>> start TEXT TO READ
Lou Burnard - 2014-01-05

The English Polish freedict example above doesn't seem to me to establish a particularly good precedent. If you were doing this project again, surely you'd use DCR ("data category registry", Kevin) pointers instead?


<tagUsage gi="pos">
<list n="values" type="bulleted">
<item xml:id="tag_N" ana="FreeDict_ontology.xml#f_pos_noun">N</item>
<item ana="FreeDict_ontology.xml#f_pos_noun">N Comp</item>
<item xml:id="tag_V" ana="FreeDict_ontology.xml#f_pos_verb">V</item>
<item ana="FreeDict_ontology.xml#f_pos_verb">V Mod</item>
<item ana="FreeDict_ontology.xml#f_pos_verb">V Phras</item>


Why do some entries have xml:id values but not others?

Why is the list of type "bulleted" rather than (say) "valueList" ?

The Guidelines suggest instead storing your POS values as <category> elements within a <taxonomy>. (maybe we should add <category> to att.datcat)

In any case, I can see the logic of defining these things here. So now we have three possibilities: document them with a <valList> inside your ODD; document them with a <taxonomy> in your corpus header; document them inside <tagUsage> inside your header. Oh, and then there's the possibility of that new other special element for <standoff> too...

Last edit: Kevin Hawkins 2014-01-05
>> end TEXT TO READ
>> start RECORD EXCERPTS
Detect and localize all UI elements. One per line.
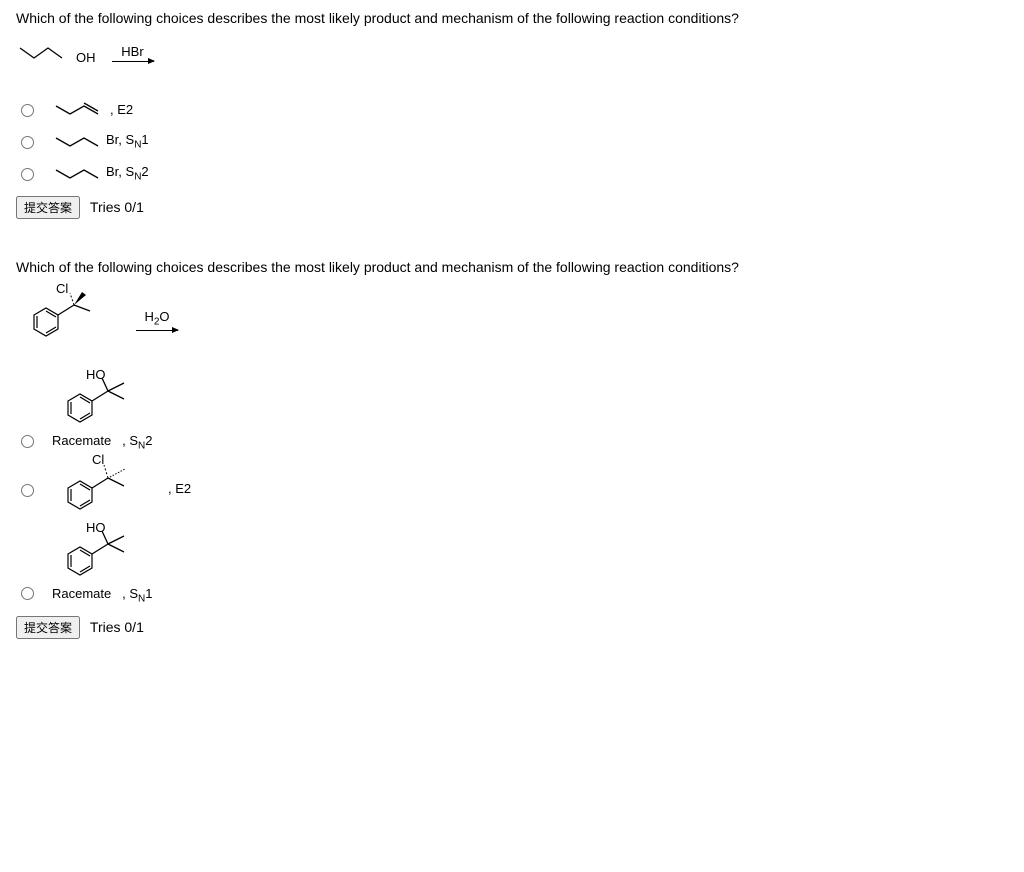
q1-reaction: OH HBr — [16, 38, 1008, 68]
q1-option-c-radio[interactable] — [21, 168, 34, 181]
q1-sm-oh-label: OH — [76, 50, 96, 65]
q1-reagent: HBr — [121, 44, 143, 59]
q1-b-structure — [52, 130, 106, 152]
question-2-prompt: Which of the following choices describes… — [16, 259, 1008, 275]
q2-a-mech: Racemate , SN2 — [52, 433, 152, 452]
q1-c-label: Br, SN2 — [106, 164, 149, 183]
q1-submit-row: 提交答案 Tries 0/1 — [16, 196, 1008, 219]
q2-option-b-radio[interactable] — [21, 484, 34, 497]
q2-c-ho-label: HO — [86, 520, 106, 535]
q2-option-b[interactable]: Cl , E2 — [16, 458, 1008, 520]
q2-reagent: H2O — [144, 309, 169, 328]
q1-submit-button[interactable]: 提交答案 — [16, 196, 80, 219]
q2-c-structure: HO — [52, 526, 162, 586]
q2-b-mech: , E2 — [168, 481, 191, 496]
q2-reaction: Cl H2O — [16, 287, 1008, 353]
q2-option-c-radio[interactable] — [21, 587, 34, 600]
q1-option-c[interactable]: Br, SN2 — [16, 162, 1008, 184]
q1-starting-material — [16, 38, 80, 68]
q1-option-b-radio[interactable] — [21, 136, 34, 149]
question-2: Which of the following choices describes… — [16, 259, 1008, 639]
q2-submit-button[interactable]: 提交答案 — [16, 616, 80, 639]
q1-tries: Tries 0/1 — [90, 199, 144, 215]
arrow-icon — [136, 330, 178, 331]
question-1-prompt: Which of the following choices describes… — [16, 10, 1008, 26]
q2-arrow-block: H2O — [136, 309, 178, 331]
q2-option-a[interactable]: HO Racemate , SN2 — [16, 373, 1008, 452]
q1-arrow-block: HBr — [112, 44, 154, 62]
arrow-icon — [112, 61, 154, 62]
q2-option-c[interactable]: HO Racemate , SN1 — [16, 526, 1008, 605]
q1-option-a-radio[interactable] — [21, 104, 34, 117]
q1-option-a[interactable]: , E2 — [16, 98, 1008, 120]
q1-a-mech: , E2 — [110, 102, 133, 117]
q2-sm-cl-label: Cl — [56, 281, 68, 296]
q2-tries: Tries 0/1 — [90, 619, 144, 635]
q2-a-ho-label: HO — [86, 367, 106, 382]
question-1: Which of the following choices describes… — [16, 10, 1008, 219]
q2-submit-row: 提交答案 Tries 0/1 — [16, 616, 1008, 639]
q2-option-a-radio[interactable] — [21, 435, 34, 448]
q2-c-mech: Racemate , SN1 — [52, 586, 152, 605]
q1-a-structure — [52, 98, 110, 120]
q1-b-label: Br, SN1 — [106, 132, 149, 151]
q2-a-structure: HO — [52, 373, 162, 433]
q2-b-structure: Cl — [52, 458, 162, 520]
q1-c-structure — [52, 162, 106, 184]
q1-option-b[interactable]: Br, SN1 — [16, 130, 1008, 152]
q2-starting-material: Cl — [16, 287, 126, 353]
q2-b-cl-label: Cl — [92, 452, 104, 467]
>> end RECORD EXCERPTS
**CHALLENGE**.
Copy from "Why do some" up to and including "for <standoff> too..." in the forum post about part-of-speech tagging.

**FINAL RESULT**.
Why do some entries have xml:id values but not others?

Why is the list of type "bulleted" rather than (say) "valueList" ?

The Guidelines suggest instead storing your POS values as <category> elements within a <taxonomy>. (maybe we should add <category> to att.datcat)

In any case, I can see the logic of defining these things here. So now we have three possibilities: document them with a <valList> inside your ODD; document them with a <taxonomy> in your corpus header; document them inside <tagUsage> inside your header. Oh, and then there's the possibility of that new other special element for <standoff> too...